◆ AIM OF THE TASK
Find the string "JSON" in the entries and copy each line that has it.

----------

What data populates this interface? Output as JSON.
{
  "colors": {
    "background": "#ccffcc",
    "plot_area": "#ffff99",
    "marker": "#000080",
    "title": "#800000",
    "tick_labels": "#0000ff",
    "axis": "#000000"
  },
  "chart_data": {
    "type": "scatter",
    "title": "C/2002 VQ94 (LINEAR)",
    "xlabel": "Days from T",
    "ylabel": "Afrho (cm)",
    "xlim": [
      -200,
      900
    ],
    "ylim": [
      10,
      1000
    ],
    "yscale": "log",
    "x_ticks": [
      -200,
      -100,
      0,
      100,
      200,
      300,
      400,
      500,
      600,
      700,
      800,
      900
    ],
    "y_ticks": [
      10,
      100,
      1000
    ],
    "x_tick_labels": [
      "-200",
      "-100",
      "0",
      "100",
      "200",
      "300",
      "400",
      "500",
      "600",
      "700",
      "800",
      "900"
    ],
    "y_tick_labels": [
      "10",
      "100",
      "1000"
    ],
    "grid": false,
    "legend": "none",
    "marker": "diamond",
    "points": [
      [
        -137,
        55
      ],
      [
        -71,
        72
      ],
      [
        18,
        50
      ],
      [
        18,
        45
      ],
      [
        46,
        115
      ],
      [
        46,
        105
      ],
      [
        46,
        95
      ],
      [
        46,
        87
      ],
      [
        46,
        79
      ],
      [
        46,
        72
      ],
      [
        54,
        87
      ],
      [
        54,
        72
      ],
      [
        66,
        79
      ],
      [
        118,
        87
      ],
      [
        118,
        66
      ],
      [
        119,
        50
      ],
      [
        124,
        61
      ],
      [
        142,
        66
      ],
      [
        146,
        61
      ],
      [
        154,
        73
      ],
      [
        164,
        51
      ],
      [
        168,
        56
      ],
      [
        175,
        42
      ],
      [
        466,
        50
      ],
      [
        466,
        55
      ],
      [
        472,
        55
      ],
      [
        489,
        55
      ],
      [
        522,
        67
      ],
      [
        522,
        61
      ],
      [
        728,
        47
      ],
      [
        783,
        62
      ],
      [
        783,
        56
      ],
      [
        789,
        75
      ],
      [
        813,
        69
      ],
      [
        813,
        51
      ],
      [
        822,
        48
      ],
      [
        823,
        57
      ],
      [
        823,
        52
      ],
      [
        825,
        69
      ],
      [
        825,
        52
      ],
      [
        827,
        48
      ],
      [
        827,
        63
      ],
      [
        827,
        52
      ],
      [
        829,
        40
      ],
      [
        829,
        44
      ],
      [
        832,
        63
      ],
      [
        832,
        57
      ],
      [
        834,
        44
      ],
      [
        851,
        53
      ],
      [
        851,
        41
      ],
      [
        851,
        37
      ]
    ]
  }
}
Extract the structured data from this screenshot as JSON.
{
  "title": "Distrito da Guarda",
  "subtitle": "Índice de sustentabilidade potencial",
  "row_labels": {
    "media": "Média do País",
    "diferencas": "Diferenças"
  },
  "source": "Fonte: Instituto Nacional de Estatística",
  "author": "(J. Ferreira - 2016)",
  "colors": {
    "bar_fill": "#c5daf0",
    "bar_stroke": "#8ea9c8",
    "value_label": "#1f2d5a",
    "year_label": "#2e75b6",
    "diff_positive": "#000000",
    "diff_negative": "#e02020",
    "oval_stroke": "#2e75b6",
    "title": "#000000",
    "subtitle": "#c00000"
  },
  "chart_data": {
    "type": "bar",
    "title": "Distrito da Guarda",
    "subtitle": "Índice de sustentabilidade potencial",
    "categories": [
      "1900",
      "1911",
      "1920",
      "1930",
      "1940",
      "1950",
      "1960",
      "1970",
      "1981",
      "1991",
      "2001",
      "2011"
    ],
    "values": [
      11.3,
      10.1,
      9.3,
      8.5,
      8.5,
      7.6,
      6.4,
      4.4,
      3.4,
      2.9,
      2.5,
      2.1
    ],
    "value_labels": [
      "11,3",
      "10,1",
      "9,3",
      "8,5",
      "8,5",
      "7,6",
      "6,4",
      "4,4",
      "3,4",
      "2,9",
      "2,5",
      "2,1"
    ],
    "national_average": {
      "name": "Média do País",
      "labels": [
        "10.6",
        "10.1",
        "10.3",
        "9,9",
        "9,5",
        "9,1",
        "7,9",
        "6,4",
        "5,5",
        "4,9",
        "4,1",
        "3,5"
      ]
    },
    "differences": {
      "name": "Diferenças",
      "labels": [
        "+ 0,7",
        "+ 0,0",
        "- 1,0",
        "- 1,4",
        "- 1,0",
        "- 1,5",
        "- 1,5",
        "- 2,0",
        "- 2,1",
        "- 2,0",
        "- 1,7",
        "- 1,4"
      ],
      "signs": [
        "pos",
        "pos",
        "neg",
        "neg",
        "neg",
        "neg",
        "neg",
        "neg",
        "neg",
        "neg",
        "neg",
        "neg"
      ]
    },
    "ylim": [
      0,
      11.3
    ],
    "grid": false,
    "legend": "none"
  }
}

----------

◆ RESPONSE TO THIS EXERCISE
What data populates this interface? Output as JSON.
Extract the structured data from this screenshot as JSON.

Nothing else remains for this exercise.